- **Set problem**
Set down the records once more, please, exactly and with the pictures left out.

[Lines of data]
_____
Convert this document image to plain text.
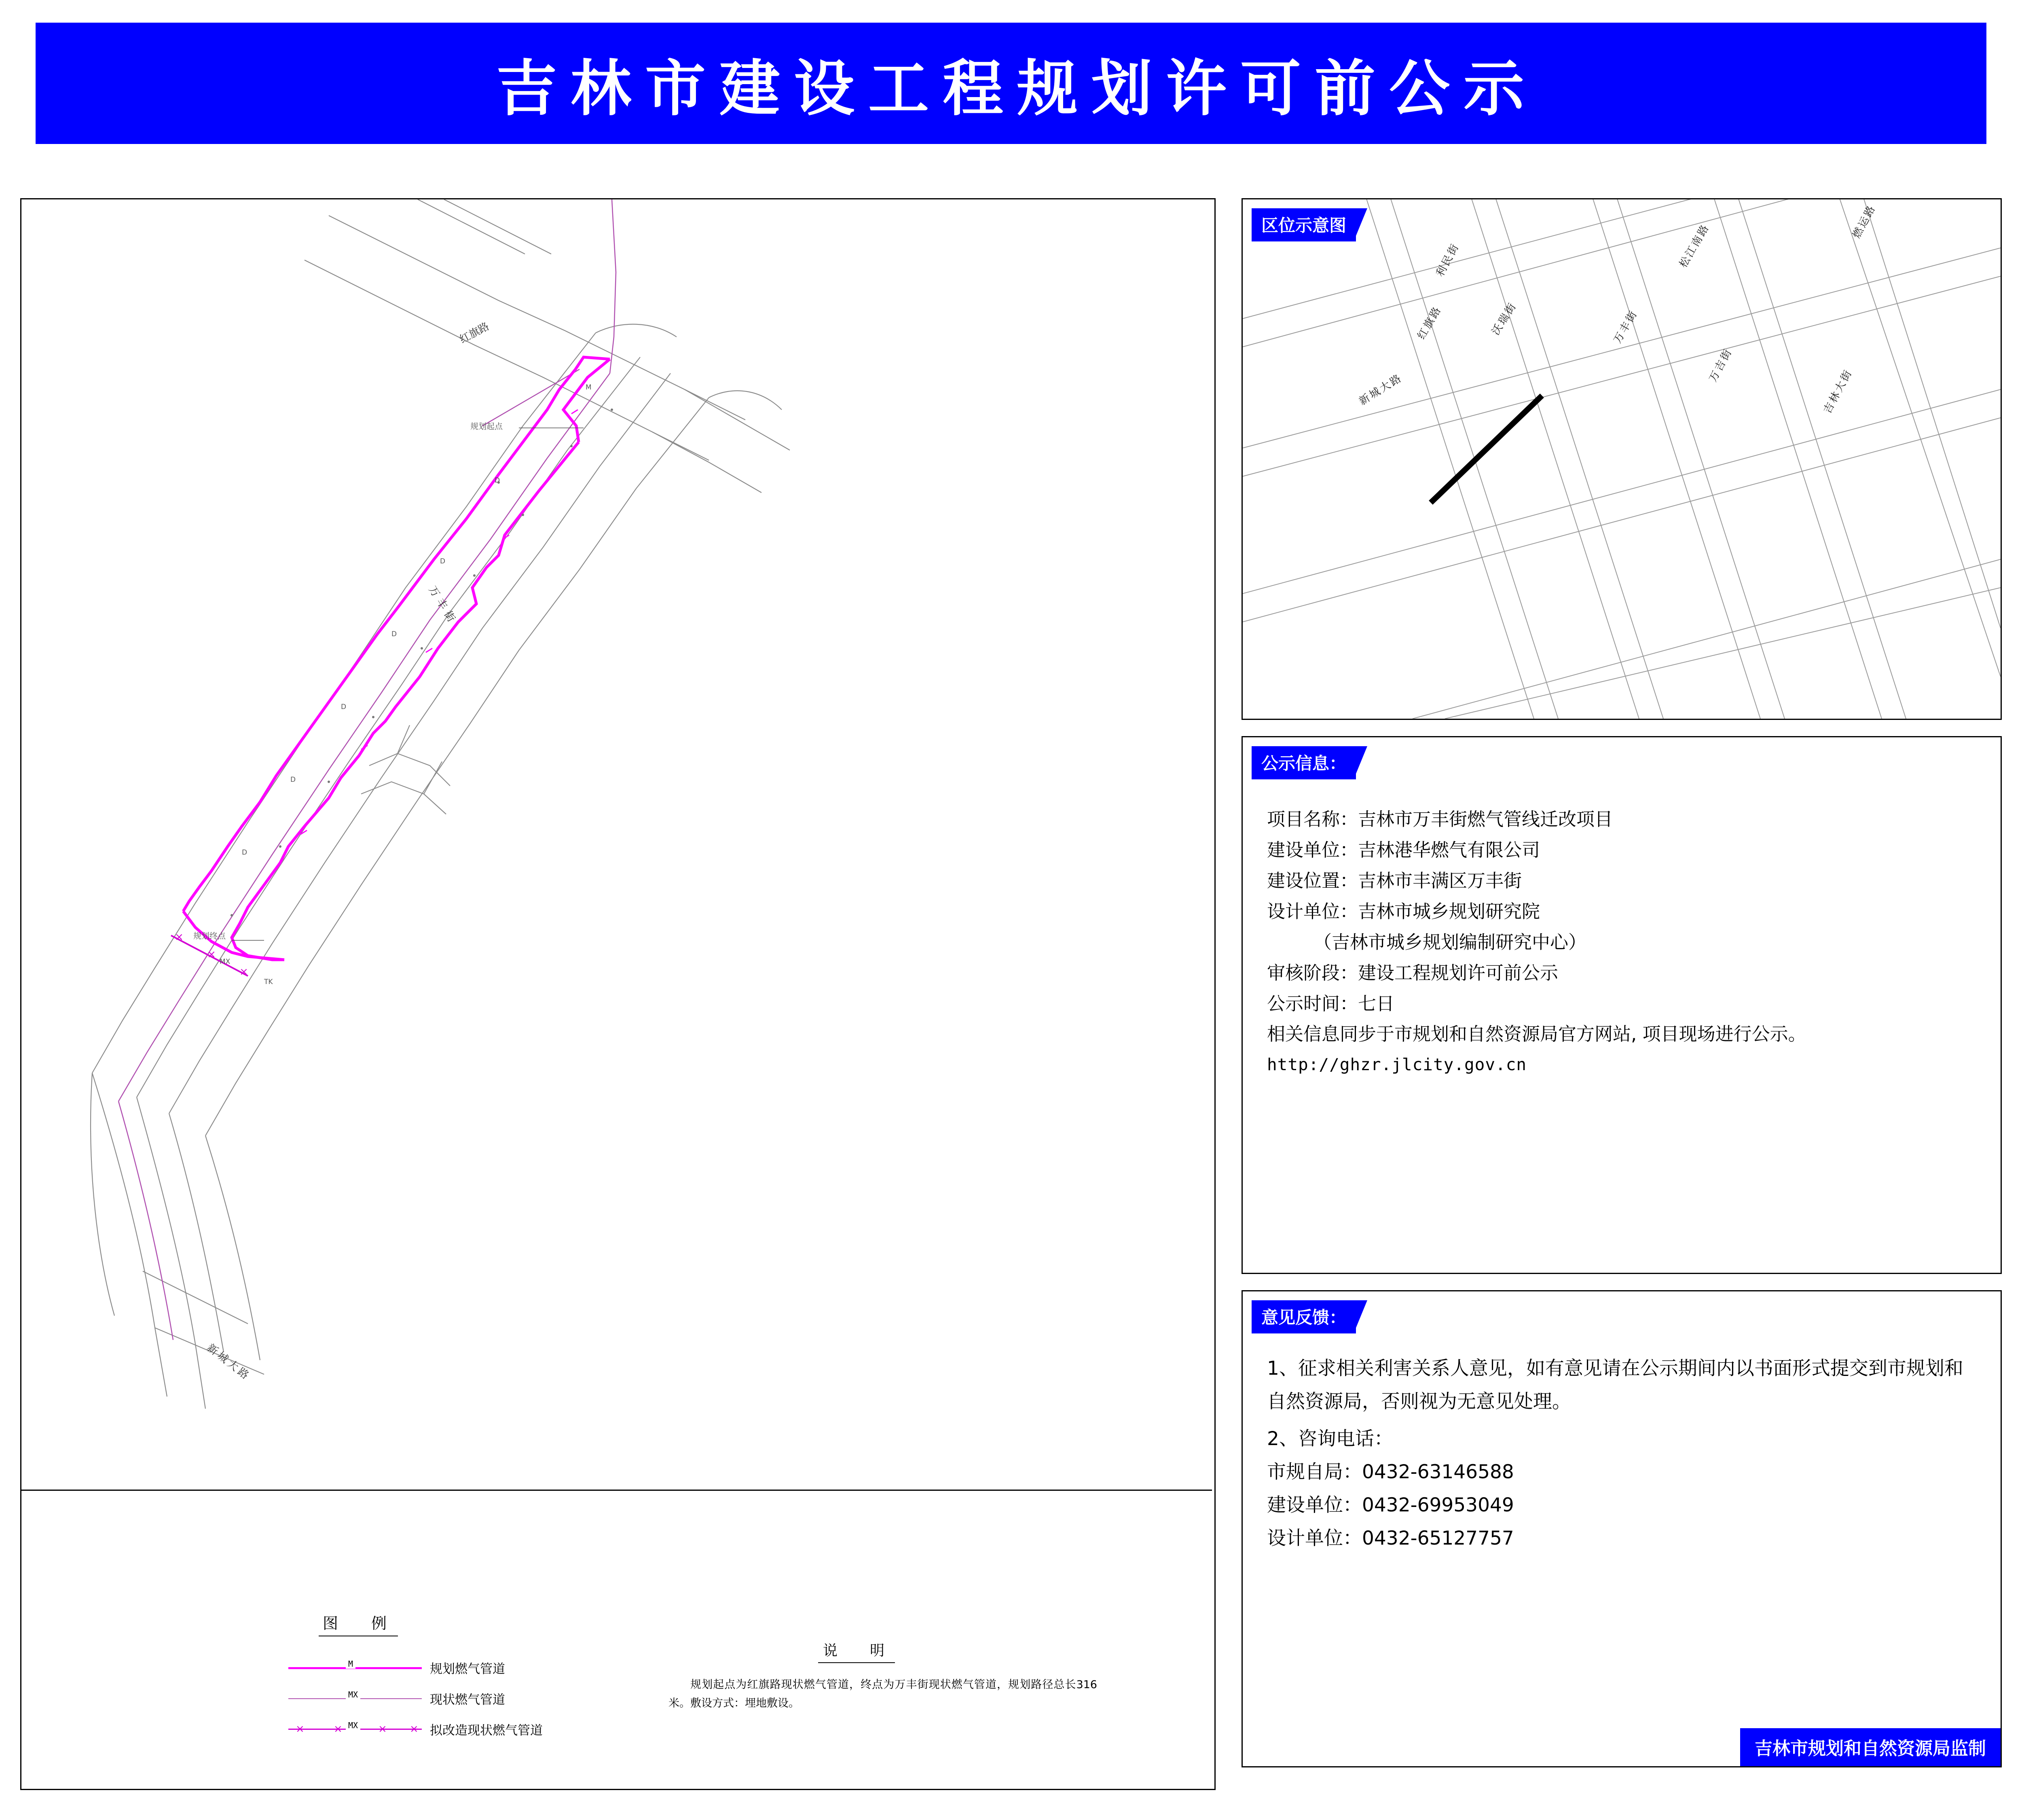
吉林市建设工程规划许可前公示
×
×
×
D
D
D
D
D
D
TK
MX
M
红旗路
万丰街
新城大路
规划起点
规划终点
图　例
M	规划燃气管道
MX	现状燃气管道
×	×	× ×
MX	拟改造现状燃气管道
说　明
规划起点为红旗路现状燃气管道，终点为万丰街现状燃气管道，规划路径总长316米。敷设方式：埋地敷设。
区位示意图
利民街	松江南路
燃运路
红旗路	沃瑞街	万丰街
万吉街
吉林大街
新城大路
公示信息：
项目名称：吉林市万丰街燃气管线迁改项目
建设单位：吉林港华燃气有限公司
建设位置：吉林市丰满区万丰街
设计单位：吉林市城乡规划研究院
（吉林市城乡规划编制研究中心）
审核阶段：建设工程规划许可前公示
公示时间：七日
相关信息同步于市规划和自然资源局官方网站, 项目现场进行公示。 http://ghzr.jlcity.gov.cn
意见反馈：
1、征求相关利害关系人意见，如有意见请在公示期间内以书面形式提交到市规划和自然资源局，否则视为无意见处理。
2、咨询电话：
市规自局：0432-63146588
建设单位：0432-69953049
设计单位：0432-65127757
吉林市规划和自然资源局监制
_____
- **Answer to the exercise**
Convert this document image to plain text.
吉林市建设工程规划许可前公示
×
×
×
D
D
D
D
D
D
TK
MX
M
红旗路
万丰街
新城大路
规划起点
规划终点
图　例
M	规划燃气管道
MX	现状燃气管道
×	×	× ×
MX	拟改造现状燃气管道
说　明
规划起点为红旗路现状燃气管道，终点为万丰街现状燃气管道，规划路径总长316米。敷设方式：埋地敷设。
区位示意图
利民街	松江南路
燃运路
红旗路	沃瑞街	万丰街
万吉街
吉林大街
新城大路
公示信息：
项目名称：吉林市万丰街燃气管线迁改项目
建设单位：吉林港华燃气有限公司
建设位置：吉林市丰满区万丰街
设计单位：吉林市城乡规划研究院
（吉林市城乡规划编制研究中心）
审核阶段：建设工程规划许可前公示
公示时间：七日
相关信息同步于市规划和自然资源局官方网站, 项目现场进行公示。 http://ghzr.jlcity.gov.cn
意见反馈：
1、征求相关利害关系人意见，如有意见请在公示期间内以书面形式提交到市规划和自然资源局，否则视为无意见处理。
2、咨询电话：
市规自局：0432-63146588
建设单位：0432-69953049
设计单位：0432-65127757
吉林市规划和自然资源局监制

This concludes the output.